(Some records)
-- -- --

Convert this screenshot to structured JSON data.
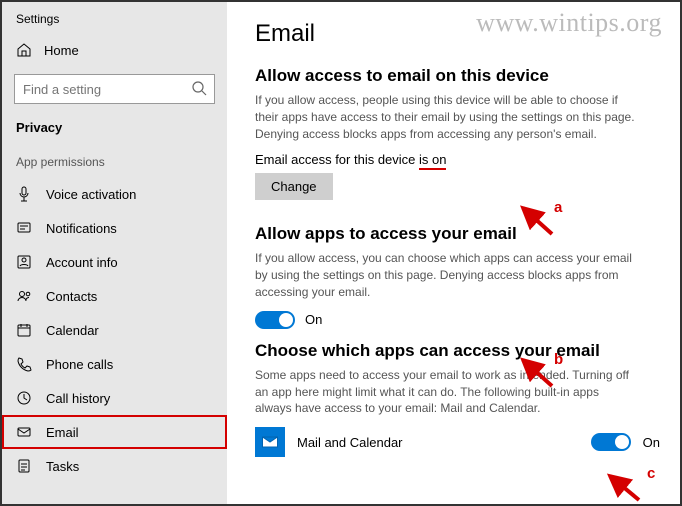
{
  "app": {
    "name": "Settings"
  },
  "watermark": "www.wintips.org",
  "sidebar": {
    "home": "Home",
    "search_placeholder": "Find a setting",
    "section": "Privacy",
    "subsection": "App permissions",
    "items": [
      {
        "label": "Voice activation"
      },
      {
        "label": "Notifications"
      },
      {
        "label": "Account info"
      },
      {
        "label": "Contacts"
      },
      {
        "label": "Calendar"
      },
      {
        "label": "Phone calls"
      },
      {
        "label": "Call history"
      },
      {
        "label": "Email",
        "selected": true
      },
      {
        "label": "Tasks"
      }
    ]
  },
  "main": {
    "title": "Email",
    "g1": {
      "heading": "Allow access to email on this device",
      "desc": "If you allow access, people using this device will be able to choose if their apps have access to their email by using the settings on this page. Denying access blocks apps from accessing any person's email.",
      "status_prefix": "Email access for this device ",
      "status_value": "is on",
      "button": "Change"
    },
    "g2": {
      "heading": "Allow apps to access your email",
      "desc": "If you allow access, you can choose which apps can access your email by using the settings on this page. Denying access blocks apps from accessing your email.",
      "toggle": "On"
    },
    "g3": {
      "heading": "Choose which apps can access your email",
      "desc": "Some apps need to access your email to work as intended. Turning off an app here might limit what it can do. The following built-in apps always have access to your email: Mail and Calendar.",
      "app": {
        "name": "Mail and Calendar",
        "toggle": "On"
      }
    }
  },
  "annot": {
    "a": "a",
    "b": "b",
    "c": "c"
  }
}
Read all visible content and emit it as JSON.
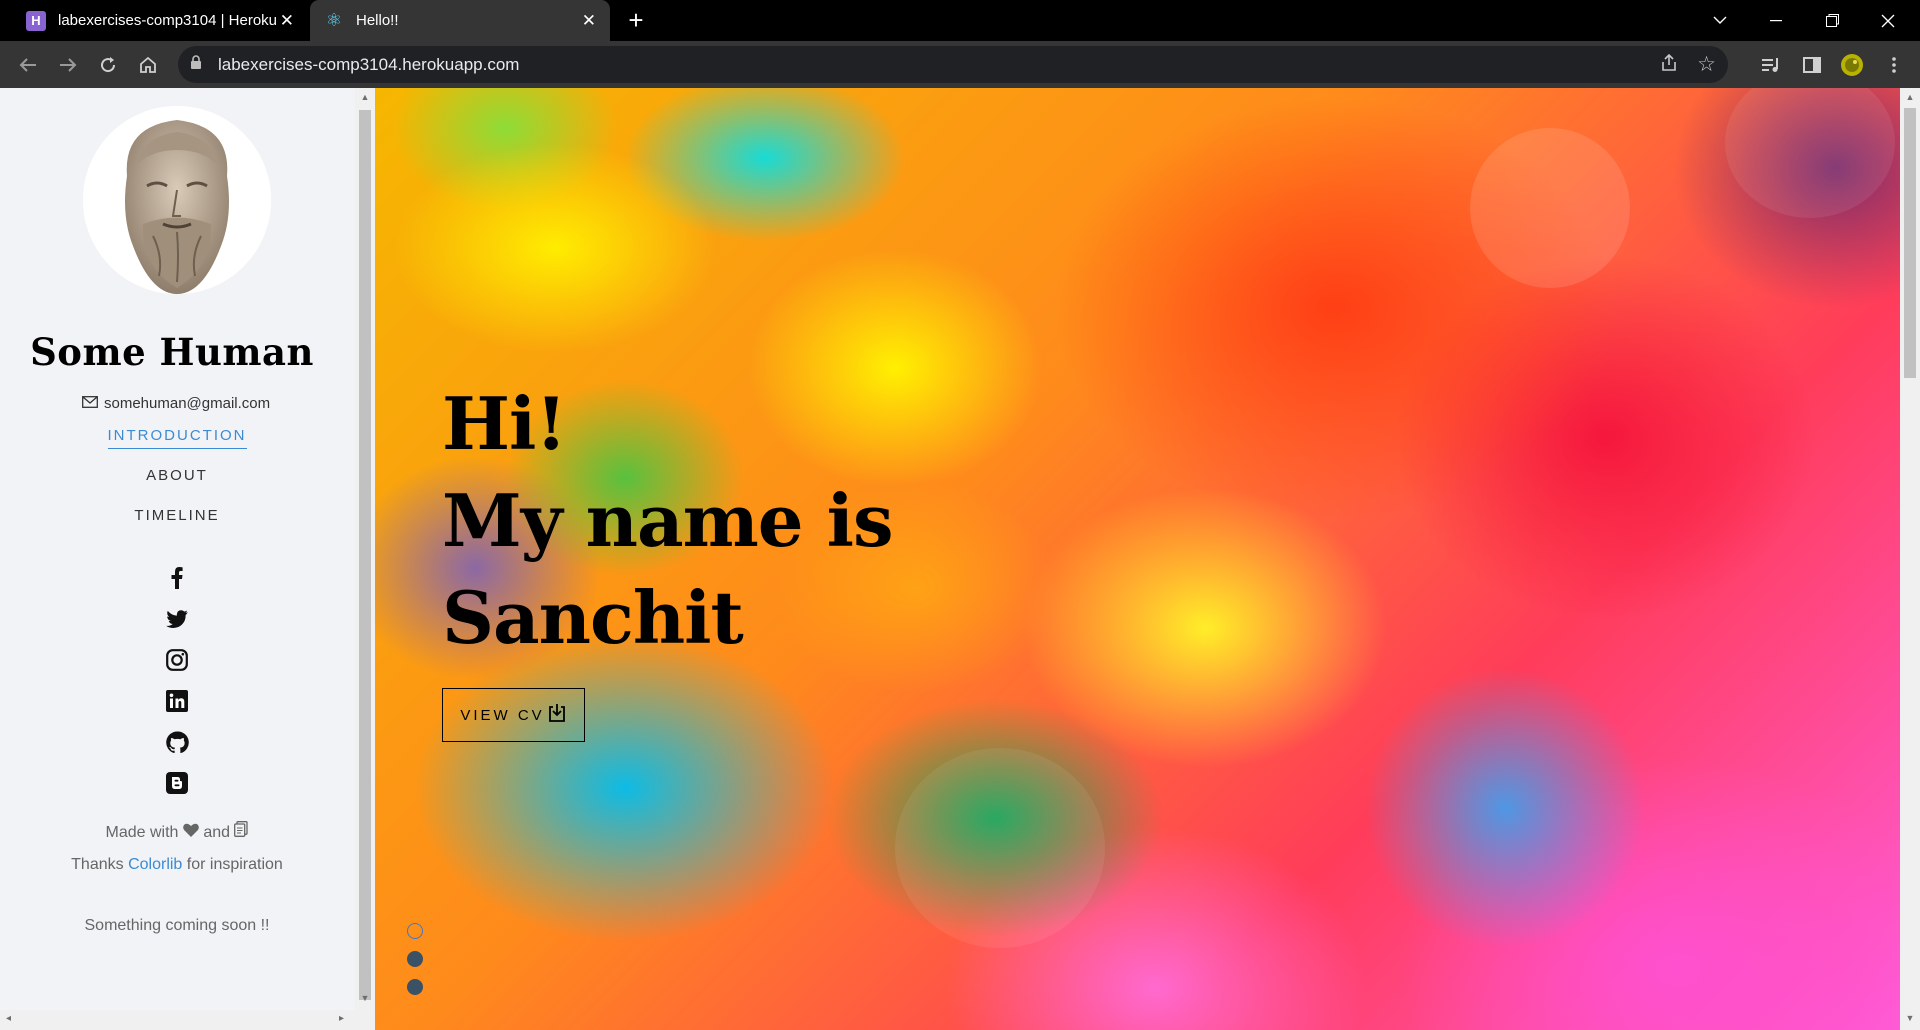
{
  "browser": {
    "tabs": [
      {
        "title": "labexercises-comp3104 | Heroku",
        "favicon": "heroku-icon",
        "active": false
      },
      {
        "title": "Hello!!",
        "favicon": "react-icon",
        "active": true
      }
    ],
    "new_tab_icon": "plus-icon",
    "url": "labexercises-comp3104.herokuapp.com",
    "toolbar_icons": [
      "back-icon",
      "forward-icon",
      "reload-icon",
      "home-icon",
      "lock-icon",
      "share-icon",
      "star-icon",
      "media-icon",
      "sidepanel-icon",
      "profile-icon",
      "menu-icon"
    ],
    "window_controls": [
      "tab-search-icon",
      "minimize-icon",
      "restore-icon",
      "close-icon"
    ]
  },
  "sidebar": {
    "name": "Some Human",
    "email": "somehuman@gmail.com",
    "nav": [
      {
        "label": "INTRODUCTION",
        "active": true
      },
      {
        "label": "ABOUT",
        "active": false
      },
      {
        "label": "TIMELINE",
        "active": false
      }
    ],
    "social_icons": [
      "facebook-icon",
      "twitter-icon",
      "instagram-icon",
      "linkedin-icon",
      "github-icon",
      "blogger-icon"
    ],
    "made_with": "Made with",
    "and": "and",
    "thanks": "Thanks",
    "colorlib": "Colorlib",
    "for_inspiration": "for inspiration",
    "coming_soon": "Something coming soon !!"
  },
  "hero": {
    "line1": "Hi!",
    "line2": "My name is",
    "line3": "Sanchit",
    "button": "VIEW CV",
    "slides": 3,
    "active_slide": 1
  },
  "colors": {
    "accent": "#3b8bd4",
    "sidebar_bg": "#f2f3f7",
    "chrome_dark": "#353535"
  }
}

-- -- --

Using the records above, pull out each line where the word "blocks" occurs.

# [Output of the task]
      "desc": "If you allow access, people using this device will be able to choose if their apps have access to their email by using the settings on this page. Denying access blocks apps from accessing any person's email.",
      "desc": "If you allow access, you can choose which apps can access your email by using the settings on this page. Denying access blocks apps from accessing your email.",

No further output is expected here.